-- Start Supplied records --

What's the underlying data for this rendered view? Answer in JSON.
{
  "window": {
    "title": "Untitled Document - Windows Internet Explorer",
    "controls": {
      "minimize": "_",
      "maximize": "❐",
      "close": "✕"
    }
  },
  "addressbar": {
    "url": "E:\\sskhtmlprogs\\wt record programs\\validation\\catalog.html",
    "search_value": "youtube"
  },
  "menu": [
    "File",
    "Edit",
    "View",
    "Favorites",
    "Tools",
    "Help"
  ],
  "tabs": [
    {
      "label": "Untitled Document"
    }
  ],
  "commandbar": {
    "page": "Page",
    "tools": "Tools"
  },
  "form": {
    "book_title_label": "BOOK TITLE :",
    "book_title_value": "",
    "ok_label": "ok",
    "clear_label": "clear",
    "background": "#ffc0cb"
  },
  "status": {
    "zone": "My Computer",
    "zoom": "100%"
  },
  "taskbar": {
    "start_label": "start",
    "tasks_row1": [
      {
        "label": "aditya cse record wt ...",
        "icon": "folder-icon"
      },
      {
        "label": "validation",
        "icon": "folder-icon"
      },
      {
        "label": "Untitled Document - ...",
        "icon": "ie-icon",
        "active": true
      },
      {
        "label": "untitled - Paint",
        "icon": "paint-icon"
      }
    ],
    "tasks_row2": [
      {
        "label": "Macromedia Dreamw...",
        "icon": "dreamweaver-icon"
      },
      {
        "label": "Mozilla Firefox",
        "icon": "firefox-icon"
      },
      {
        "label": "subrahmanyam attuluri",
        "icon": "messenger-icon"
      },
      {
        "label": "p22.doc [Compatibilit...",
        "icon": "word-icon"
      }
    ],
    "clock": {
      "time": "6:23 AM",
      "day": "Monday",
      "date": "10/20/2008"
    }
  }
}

-- End Supplied records --

Using the listing above, please repeat every entry exactly.

What's the underlying data for this rendered view? Answer in JSON.
{
  "window": {
    "title": "Untitled Document - Windows Internet Explorer",
    "controls": {
      "minimize": "_",
      "maximize": "❐",
      "close": "✕"
    }
  },
  "addressbar": {
    "url": "E:\\sskhtmlprogs\\wt record programs\\validation\\catalog.html",
    "search_value": "youtube"
  },
  "menu": [
    "File",
    "Edit",
    "View",
    "Favorites",
    "Tools",
    "Help"
  ],
  "tabs": [
    {
      "label": "Untitled Document"
    }
  ],
  "commandbar": {
    "page": "Page",
    "tools": "Tools"
  },
  "form": {
    "book_title_label": "BOOK TITLE :",
    "book_title_value": "",
    "ok_label": "ok",
    "clear_label": "clear",
    "background": "#ffc0cb"
  },
  "status": {
    "zone": "My Computer",
    "zoom": "100%"
  },
  "taskbar": {
    "start_label": "start",
    "tasks_row1": [
      {
        "label": "aditya cse record wt ...",
        "icon": "folder-icon"
      },
      {
        "label": "validation",
        "icon": "folder-icon"
      },
      {
        "label": "Untitled Document - ...",
        "icon": "ie-icon",
        "active": true
      },
      {
        "label": "untitled - Paint",
        "icon": "paint-icon"
      }
    ],
    "tasks_row2": [
      {
        "label": "Macromedia Dreamw...",
        "icon": "dreamweaver-icon"
      },
      {
        "label": "Mozilla Firefox",
        "icon": "firefox-icon"
      },
      {
        "label": "subrahmanyam attuluri",
        "icon": "messenger-icon"
      },
      {
        "label": "p22.doc [Compatibilit...",
        "icon": "word-icon"
      }
    ],
    "clock": {
      "time": "6:23 AM",
      "day": "Monday",
      "date": "10/20/2008"
    }
  }
}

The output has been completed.